Exercise description –
Search the listing for the string "JSON" and copy every line that contains it.

————————

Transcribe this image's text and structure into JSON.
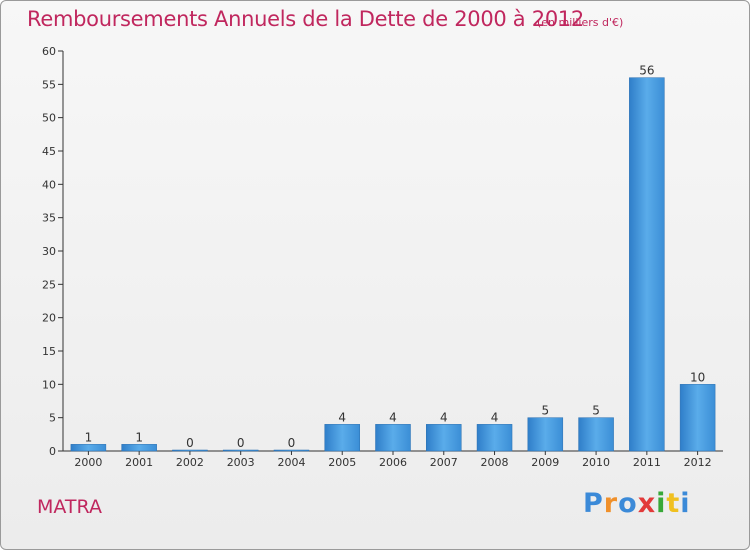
{
  "chart_data": {
    "type": "bar",
    "title": "Remboursements Annuels de la Dette de 2000 à 2012",
    "subtitle": "(en milliers d'€)",
    "categories": [
      "2000",
      "2001",
      "2002",
      "2003",
      "2004",
      "2005",
      "2006",
      "2007",
      "2008",
      "2009",
      "2010",
      "2011",
      "2012"
    ],
    "values": [
      1,
      1,
      0,
      0,
      0,
      4,
      4,
      4,
      4,
      5,
      5,
      56,
      10
    ],
    "ylim": [
      0,
      60
    ],
    "yticks": [
      0,
      5,
      10,
      15,
      20,
      25,
      30,
      35,
      40,
      45,
      50,
      55,
      60
    ],
    "xlabel": "",
    "ylabel": "",
    "grid": false,
    "bar_color": "#3f8fd8"
  },
  "commune": "MATRA",
  "logo": {
    "letters": [
      "P",
      "r",
      "o",
      "x",
      "i",
      "t",
      "i"
    ],
    "colors": [
      "#3b8ad8",
      "#f0902a",
      "#3b8ad8",
      "#e23a3a",
      "#38a838",
      "#f0c020",
      "#3b8ad8"
    ]
  }
}
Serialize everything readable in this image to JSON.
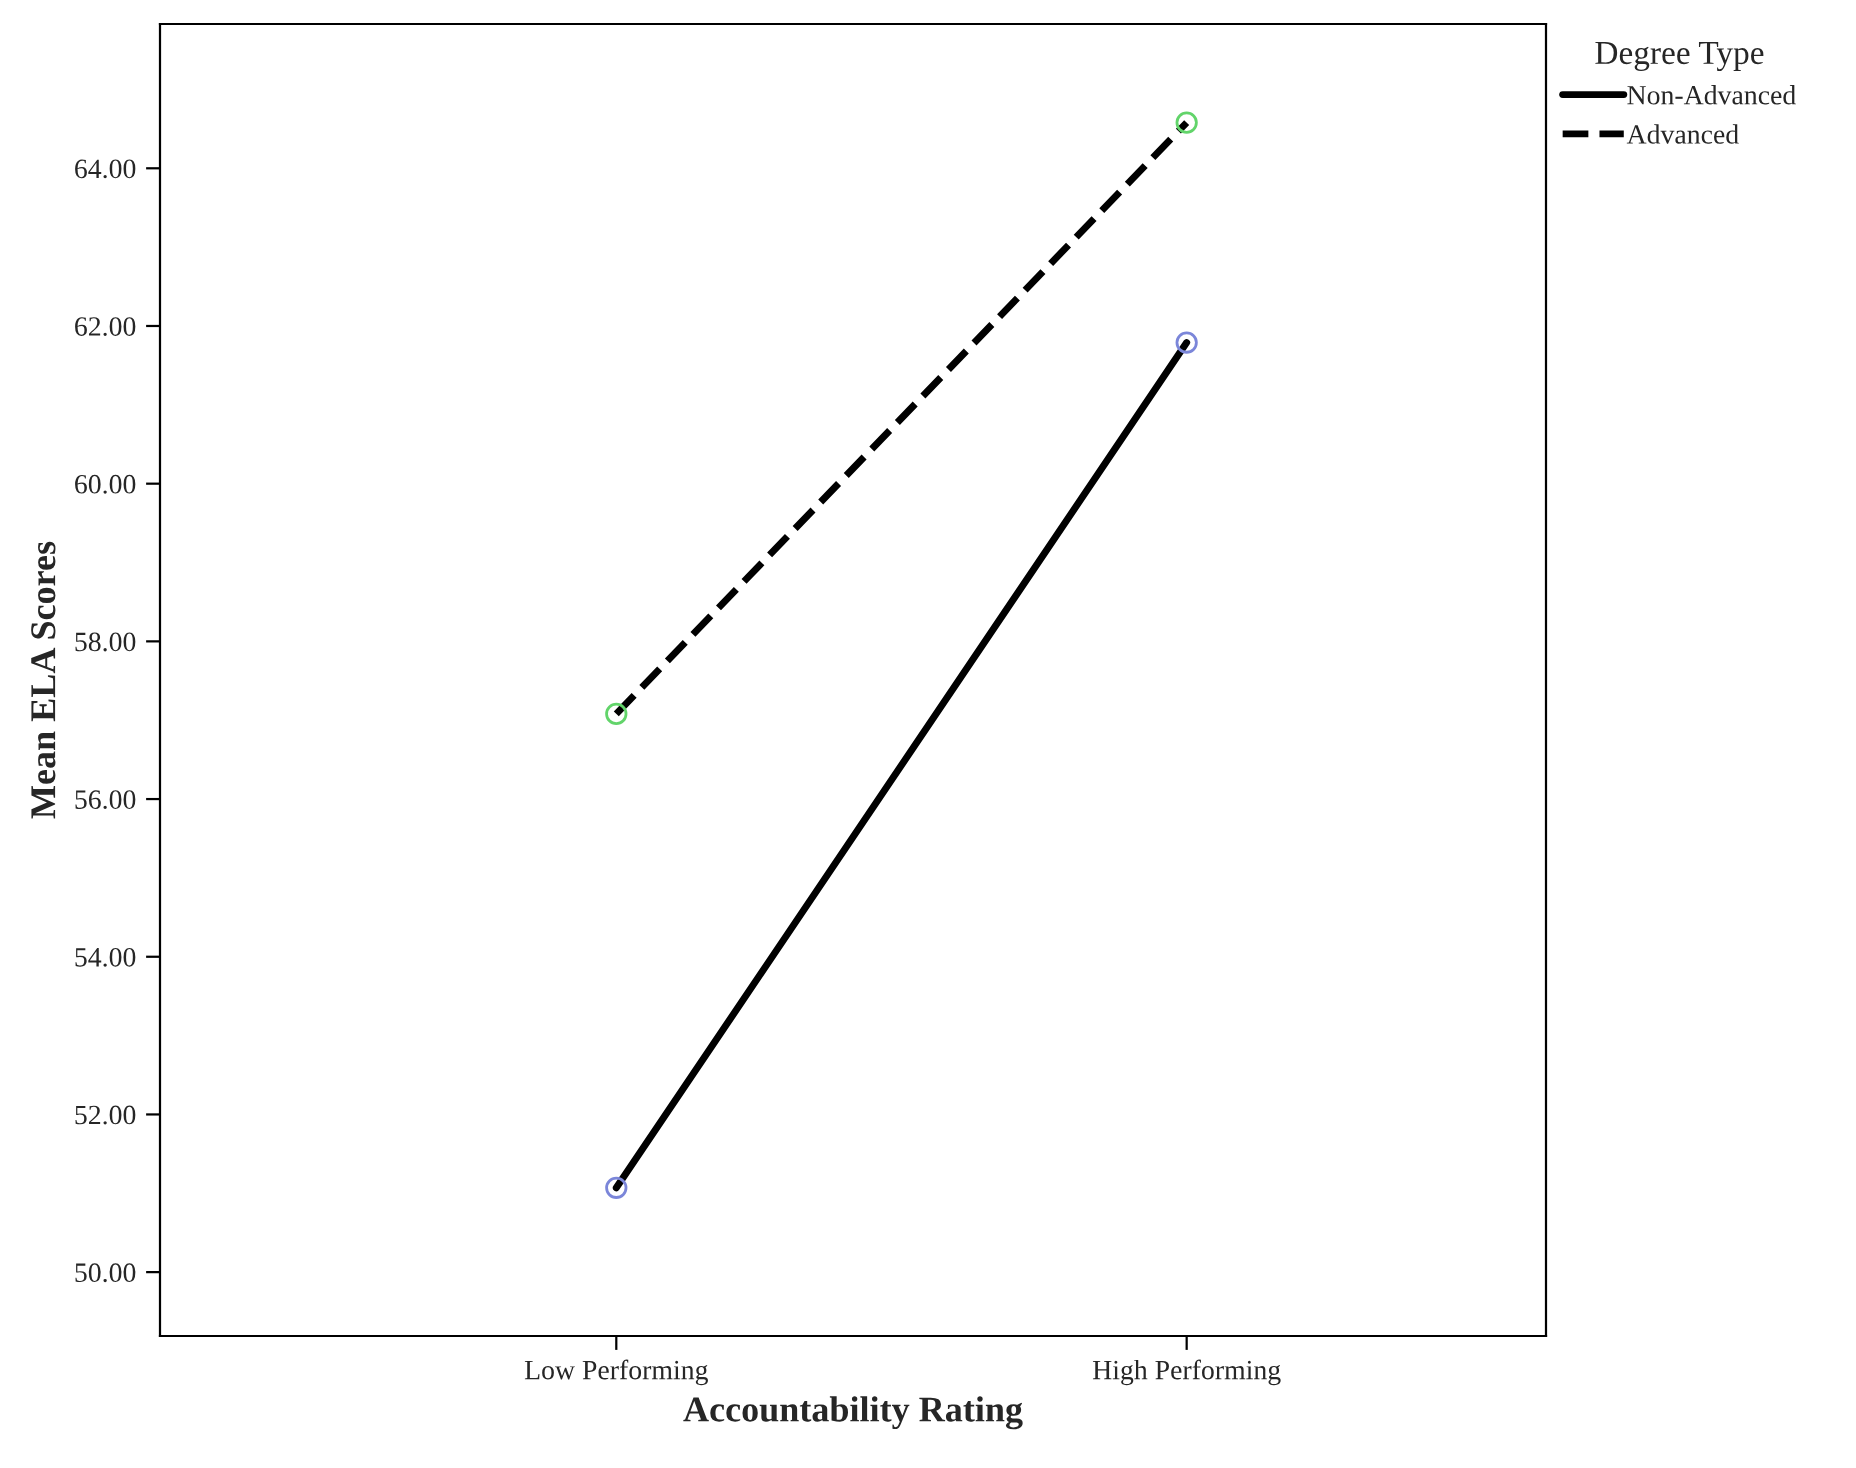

————————

Written answer –
Transcribe this image's text and structure into JSON.
Serialize everything readable in this image to JSON.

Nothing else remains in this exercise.